__TASK BRIEF__: Lay out every line of the items below as a Markdown table with two columns, Index and Text, giving each line's row number and the line itself and skipping any blank lines.

__SOURCE DATA__:
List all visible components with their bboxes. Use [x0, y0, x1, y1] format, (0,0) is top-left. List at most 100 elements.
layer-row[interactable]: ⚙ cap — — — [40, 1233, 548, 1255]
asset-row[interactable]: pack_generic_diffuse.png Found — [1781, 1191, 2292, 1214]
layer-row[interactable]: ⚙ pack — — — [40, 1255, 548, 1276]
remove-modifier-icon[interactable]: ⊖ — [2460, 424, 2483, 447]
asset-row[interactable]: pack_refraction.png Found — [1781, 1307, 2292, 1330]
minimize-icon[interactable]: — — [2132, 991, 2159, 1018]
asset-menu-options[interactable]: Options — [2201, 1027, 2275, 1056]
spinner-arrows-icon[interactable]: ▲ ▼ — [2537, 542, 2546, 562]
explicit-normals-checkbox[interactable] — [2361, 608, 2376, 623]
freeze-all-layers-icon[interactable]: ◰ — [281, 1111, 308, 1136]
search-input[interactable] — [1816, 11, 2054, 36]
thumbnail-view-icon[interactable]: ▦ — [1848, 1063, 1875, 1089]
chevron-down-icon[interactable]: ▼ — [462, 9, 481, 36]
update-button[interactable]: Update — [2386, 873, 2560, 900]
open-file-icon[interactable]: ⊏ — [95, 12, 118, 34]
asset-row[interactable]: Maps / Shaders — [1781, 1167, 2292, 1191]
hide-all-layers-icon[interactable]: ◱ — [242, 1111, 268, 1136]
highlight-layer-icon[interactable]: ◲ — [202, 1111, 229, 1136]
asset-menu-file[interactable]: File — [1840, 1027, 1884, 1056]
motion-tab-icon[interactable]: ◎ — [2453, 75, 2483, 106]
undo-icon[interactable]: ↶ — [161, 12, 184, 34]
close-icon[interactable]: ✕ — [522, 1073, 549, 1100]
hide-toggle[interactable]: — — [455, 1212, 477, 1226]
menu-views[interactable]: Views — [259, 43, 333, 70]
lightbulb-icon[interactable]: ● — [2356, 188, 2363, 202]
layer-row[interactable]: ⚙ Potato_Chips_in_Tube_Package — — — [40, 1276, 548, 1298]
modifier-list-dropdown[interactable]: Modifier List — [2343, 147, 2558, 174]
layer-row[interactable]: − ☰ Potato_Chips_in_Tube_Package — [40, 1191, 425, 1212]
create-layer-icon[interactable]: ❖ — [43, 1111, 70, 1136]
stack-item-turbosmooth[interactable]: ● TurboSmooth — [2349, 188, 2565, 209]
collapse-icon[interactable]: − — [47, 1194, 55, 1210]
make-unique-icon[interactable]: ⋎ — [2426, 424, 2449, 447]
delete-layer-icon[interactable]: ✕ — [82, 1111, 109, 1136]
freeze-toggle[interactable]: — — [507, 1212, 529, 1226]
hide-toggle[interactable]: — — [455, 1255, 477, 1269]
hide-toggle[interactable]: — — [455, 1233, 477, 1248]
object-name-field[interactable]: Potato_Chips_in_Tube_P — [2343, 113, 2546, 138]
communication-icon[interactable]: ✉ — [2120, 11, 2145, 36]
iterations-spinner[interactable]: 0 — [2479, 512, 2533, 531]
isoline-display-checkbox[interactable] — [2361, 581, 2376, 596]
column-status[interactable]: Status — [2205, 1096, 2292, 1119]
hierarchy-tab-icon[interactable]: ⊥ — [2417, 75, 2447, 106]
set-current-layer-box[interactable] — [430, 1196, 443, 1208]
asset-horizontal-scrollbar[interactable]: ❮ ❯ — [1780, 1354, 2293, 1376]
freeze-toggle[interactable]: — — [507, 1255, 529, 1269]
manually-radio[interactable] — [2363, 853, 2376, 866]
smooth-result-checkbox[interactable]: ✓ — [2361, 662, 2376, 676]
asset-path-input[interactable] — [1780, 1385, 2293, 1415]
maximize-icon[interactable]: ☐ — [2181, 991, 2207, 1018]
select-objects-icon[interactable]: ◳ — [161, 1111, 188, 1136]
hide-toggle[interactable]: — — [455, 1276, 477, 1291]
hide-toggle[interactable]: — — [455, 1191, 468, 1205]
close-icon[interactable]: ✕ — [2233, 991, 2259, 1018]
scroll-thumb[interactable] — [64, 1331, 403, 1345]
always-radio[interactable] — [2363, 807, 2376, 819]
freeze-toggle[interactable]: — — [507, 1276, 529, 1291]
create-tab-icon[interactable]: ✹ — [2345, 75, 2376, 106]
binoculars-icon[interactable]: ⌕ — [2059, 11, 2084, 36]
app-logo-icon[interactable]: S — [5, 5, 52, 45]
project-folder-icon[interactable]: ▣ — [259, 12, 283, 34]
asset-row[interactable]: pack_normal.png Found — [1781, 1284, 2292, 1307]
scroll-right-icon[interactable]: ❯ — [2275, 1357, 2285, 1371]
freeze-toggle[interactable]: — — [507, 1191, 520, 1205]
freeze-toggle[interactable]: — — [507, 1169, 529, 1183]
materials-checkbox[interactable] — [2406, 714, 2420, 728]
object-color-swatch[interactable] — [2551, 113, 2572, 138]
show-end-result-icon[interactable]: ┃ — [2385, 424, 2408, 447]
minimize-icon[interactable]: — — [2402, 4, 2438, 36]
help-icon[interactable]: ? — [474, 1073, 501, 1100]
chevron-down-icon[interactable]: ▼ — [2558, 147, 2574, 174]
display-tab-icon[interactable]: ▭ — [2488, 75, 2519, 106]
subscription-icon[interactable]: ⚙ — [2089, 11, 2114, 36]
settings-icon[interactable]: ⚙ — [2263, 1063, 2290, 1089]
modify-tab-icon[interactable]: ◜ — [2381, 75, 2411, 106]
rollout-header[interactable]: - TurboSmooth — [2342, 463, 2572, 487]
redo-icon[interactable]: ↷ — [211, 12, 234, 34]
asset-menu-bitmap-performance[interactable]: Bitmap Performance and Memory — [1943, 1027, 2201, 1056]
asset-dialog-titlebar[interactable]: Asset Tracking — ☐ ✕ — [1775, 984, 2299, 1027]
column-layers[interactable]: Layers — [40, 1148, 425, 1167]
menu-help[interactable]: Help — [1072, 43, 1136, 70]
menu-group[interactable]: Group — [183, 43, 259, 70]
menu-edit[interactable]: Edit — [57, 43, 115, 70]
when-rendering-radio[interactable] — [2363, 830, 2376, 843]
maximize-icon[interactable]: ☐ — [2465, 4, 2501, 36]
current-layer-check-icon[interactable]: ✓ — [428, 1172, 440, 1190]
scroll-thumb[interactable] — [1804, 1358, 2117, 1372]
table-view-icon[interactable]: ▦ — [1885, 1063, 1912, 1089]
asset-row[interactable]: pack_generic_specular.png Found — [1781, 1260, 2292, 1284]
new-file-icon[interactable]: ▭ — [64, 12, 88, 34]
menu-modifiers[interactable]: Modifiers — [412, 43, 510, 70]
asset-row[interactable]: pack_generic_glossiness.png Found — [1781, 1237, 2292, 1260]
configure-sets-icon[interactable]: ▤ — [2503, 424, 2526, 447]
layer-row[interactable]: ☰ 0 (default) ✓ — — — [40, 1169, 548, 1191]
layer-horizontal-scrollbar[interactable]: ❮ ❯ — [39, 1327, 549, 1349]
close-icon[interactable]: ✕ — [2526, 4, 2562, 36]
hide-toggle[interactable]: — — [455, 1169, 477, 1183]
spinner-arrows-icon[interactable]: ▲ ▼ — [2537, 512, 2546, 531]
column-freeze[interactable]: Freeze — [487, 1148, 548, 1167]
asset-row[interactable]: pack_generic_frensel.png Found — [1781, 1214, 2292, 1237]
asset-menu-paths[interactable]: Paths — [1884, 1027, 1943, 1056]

__REPLY__:
| Index | Text |
|---|---|
| 1 | List all visible components with their bboxes. Use [x0, y0, x1, y1] format, (0,0) is top-left. List at most 100 elements. |
| 2 | layer-row[interactable]: ⚙ cap — — — [40, 1233, 548, 1255] |
| 3 | asset-row[interactable]: pack_generic_diffuse.png Found — [1781, 1191, 2292, 1214] |
| 4 | layer-row[interactable]: ⚙ pack — — — [40, 1255, 548, 1276] |
| 5 | remove-modifier-icon[interactable]: ⊖ — [2460, 424, 2483, 447] |
| 6 | asset-row[interactable]: pack_refraction.png Found — [1781, 1307, 2292, 1330] |
| 7 | minimize-icon[interactable]: — — [2132, 991, 2159, 1018] |
| 8 | asset-menu-options[interactable]: Options — [2201, 1027, 2275, 1056] |
| 9 | spinner-arrows-icon[interactable]: ▲ ▼ — [2537, 542, 2546, 562] |
| 10 | explicit-normals-checkbox[interactable] — [2361, 608, 2376, 623] |
| 11 | freeze-all-layers-icon[interactable]: ◰ — [281, 1111, 308, 1136] |
| 12 | search-input[interactable] — [1816, 11, 2054, 36] |
| 13 | thumbnail-view-icon[interactable]: ▦ — [1848, 1063, 1875, 1089] |
| 14 | chevron-down-icon[interactable]: ▼ — [462, 9, 481, 36] |
| 15 | update-button[interactable]: Update — [2386, 873, 2560, 900] |
| 16 | open-file-icon[interactable]: ⊏ — [95, 12, 118, 34] |
| 17 | asset-row[interactable]: Maps / Shaders — [1781, 1167, 2292, 1191] |
| 18 | hide-all-layers-icon[interactable]: ◱ — [242, 1111, 268, 1136] |
| 19 | highlight-layer-icon[interactable]: ◲ — [202, 1111, 229, 1136] |
| 20 | asset-menu-file[interactable]: File — [1840, 1027, 1884, 1056] |
| 21 | motion-tab-icon[interactable]: ◎ — [2453, 75, 2483, 106] |
| 22 | undo-icon[interactable]: ↶ — [161, 12, 184, 34] |
| 23 | close-icon[interactable]: ✕ — [522, 1073, 549, 1100] |
| 24 | hide-toggle[interactable]: — — [455, 1212, 477, 1226] |
| 25 | menu-views[interactable]: Views — [259, 43, 333, 70] |
| 26 | lightbulb-icon[interactable]: ● — [2356, 188, 2363, 202] |
| 27 | layer-row[interactable]: ⚙ Potato_Chips_in_Tube_Package — — — [40, 1276, 548, 1298] |
| 28 | modifier-list-dropdown[interactable]: Modifier List — [2343, 147, 2558, 174] |
| 29 | layer-row[interactable]: − ☰ Potato_Chips_in_Tube_Package — [40, 1191, 425, 1212] |
| 30 | create-layer-icon[interactable]: ❖ — [43, 1111, 70, 1136] |
| 31 | stack-item-turbosmooth[interactable]: ● TurboSmooth — [2349, 188, 2565, 209] |
| 32 | collapse-icon[interactable]: − — [47, 1194, 55, 1210] |
| 33 | make-unique-icon[interactable]: ⋎ — [2426, 424, 2449, 447] |
| 34 | delete-layer-icon[interactable]: ✕ — [82, 1111, 109, 1136] |
| 35 | freeze-toggle[interactable]: — — [507, 1212, 529, 1226] |
| 36 | hide-toggle[interactable]: — — [455, 1255, 477, 1269] |
| 37 | hide-toggle[interactable]: — — [455, 1233, 477, 1248] |
| 38 | object-name-field[interactable]: Potato_Chips_in_Tube_P — [2343, 113, 2546, 138] |
| 39 | communication-icon[interactable]: ✉ — [2120, 11, 2145, 36] |
| 40 | iterations-spinner[interactable]: 0 — [2479, 512, 2533, 531] |
| 41 | isoline-display-checkbox[interactable] — [2361, 581, 2376, 596] |
| 42 | column-status[interactable]: Status — [2205, 1096, 2292, 1119] |
| 43 | hierarchy-tab-icon[interactable]: ⊥ — [2417, 75, 2447, 106] |
| 44 | set-current-layer-box[interactable] — [430, 1196, 443, 1208] |
| 45 | asset-horizontal-scrollbar[interactable]: ❮ ❯ — [1780, 1354, 2293, 1376] |
| 46 | freeze-toggle[interactable]: — — [507, 1255, 529, 1269] |
| 47 | manually-radio[interactable] — [2363, 853, 2376, 866] |
| 48 | smooth-result-checkbox[interactable]: ✓ — [2361, 662, 2376, 676] |
| 49 | asset-path-input[interactable] — [1780, 1385, 2293, 1415] |
| 50 | maximize-icon[interactable]: ☐ — [2181, 991, 2207, 1018] |
| 51 | select-objects-icon[interactable]: ◳ — [161, 1111, 188, 1136] |
| 52 | hide-toggle[interactable]: — — [455, 1276, 477, 1291] |
| 53 | hide-toggle[interactable]: — — [455, 1191, 468, 1205] |
| 54 | close-icon[interactable]: ✕ — [2233, 991, 2259, 1018] |
| 55 | scroll-thumb[interactable] — [64, 1331, 403, 1345] |
| 56 | always-radio[interactable] — [2363, 807, 2376, 819] |
| 57 | freeze-toggle[interactable]: — — [507, 1276, 529, 1291] |
| 58 | create-tab-icon[interactable]: ✹ — [2345, 75, 2376, 106] |
| 59 | binoculars-icon[interactable]: ⌕ — [2059, 11, 2084, 36] |
| 60 | app-logo-icon[interactable]: S — [5, 5, 52, 45] |
| 61 | project-folder-icon[interactable]: ▣ — [259, 12, 283, 34] |
| 62 | asset-row[interactable]: pack_normal.png Found — [1781, 1284, 2292, 1307] |
| 63 | scroll-right-icon[interactable]: ❯ — [2275, 1357, 2285, 1371] |
| 64 | freeze-toggle[interactable]: — — [507, 1191, 520, 1205] |
| 65 | freeze-toggle[interactable]: — — [507, 1169, 529, 1183] |
| 66 | materials-checkbox[interactable] — [2406, 714, 2420, 728] |
| 67 | object-color-swatch[interactable] — [2551, 113, 2572, 138] |
| 68 | show-end-result-icon[interactable]: ┃ — [2385, 424, 2408, 447] |
| 69 | minimize-icon[interactable]: — — [2402, 4, 2438, 36] |
| 70 | help-icon[interactable]: ? — [474, 1073, 501, 1100] |
| 71 | chevron-down-icon[interactable]: ▼ — [2558, 147, 2574, 174] |
| 72 | display-tab-icon[interactable]: ▭ — [2488, 75, 2519, 106] |
| 73 | subscription-icon[interactable]: ⚙ — [2089, 11, 2114, 36] |
| 74 | settings-icon[interactable]: ⚙ — [2263, 1063, 2290, 1089] |
| 75 | modify-tab-icon[interactable]: ◜ — [2381, 75, 2411, 106] |
| 76 | rollout-header[interactable]: - TurboSmooth — [2342, 463, 2572, 487] |
| 77 | redo-icon[interactable]: ↷ — [211, 12, 234, 34] |
| 78 | asset-menu-bitmap-performance[interactable]: Bitmap Performance and Memory — [1943, 1027, 2201, 1056] |
| 79 | asset-dialog-titlebar[interactable]: Asset Tracking — ☐ ✕ — [1775, 984, 2299, 1027] |
| 80 | column-layers[interactable]: Layers — [40, 1148, 425, 1167] |
| 81 | menu-help[interactable]: Help — [1072, 43, 1136, 70] |
| 82 | menu-group[interactable]: Group — [183, 43, 259, 70] |
| 83 | menu-edit[interactable]: Edit — [57, 43, 115, 70] |
| 84 | when-rendering-radio[interactable] — [2363, 830, 2376, 843] |
| 85 | maximize-icon[interactable]: ☐ — [2465, 4, 2501, 36] |
| 86 | current-layer-check-icon[interactable]: ✓ — [428, 1172, 440, 1190] |
| 87 | scroll-thumb[interactable] — [1804, 1358, 2117, 1372] |
| 88 | table-view-icon[interactable]: ▦ — [1885, 1063, 1912, 1089] |
| 89 | asset-row[interactable]: pack_generic_specular.png Found — [1781, 1260, 2292, 1284] |
| 90 | new-file-icon[interactable]: ▭ — [64, 12, 88, 34] |
| 91 | menu-modifiers[interactable]: Modifiers — [412, 43, 510, 70] |
| 92 | asset-row[interactable]: pack_generic_glossiness.png Found — [1781, 1237, 2292, 1260] |
| 93 | configure-sets-icon[interactable]: ▤ — [2503, 424, 2526, 447] |
| 94 | layer-row[interactable]: ☰ 0 (default) ✓ — — — [40, 1169, 548, 1191] |
| 95 | layer-horizontal-scrollbar[interactable]: ❮ ❯ — [39, 1327, 549, 1349] |
| 96 | close-icon[interactable]: ✕ — [2526, 4, 2562, 36] |
| 97 | hide-toggle[interactable]: — — [455, 1169, 477, 1183] |
| 98 | spinner-arrows-icon[interactable]: ▲ ▼ — [2537, 512, 2546, 531] |
| 99 | column-freeze[interactable]: Freeze — [487, 1148, 548, 1167] |
| 100 | asset-row[interactable]: pack_generic_frensel.png Found — [1781, 1214, 2292, 1237] |
| 101 | asset-menu-paths[interactable]: Paths — [1884, 1027, 1943, 1056] |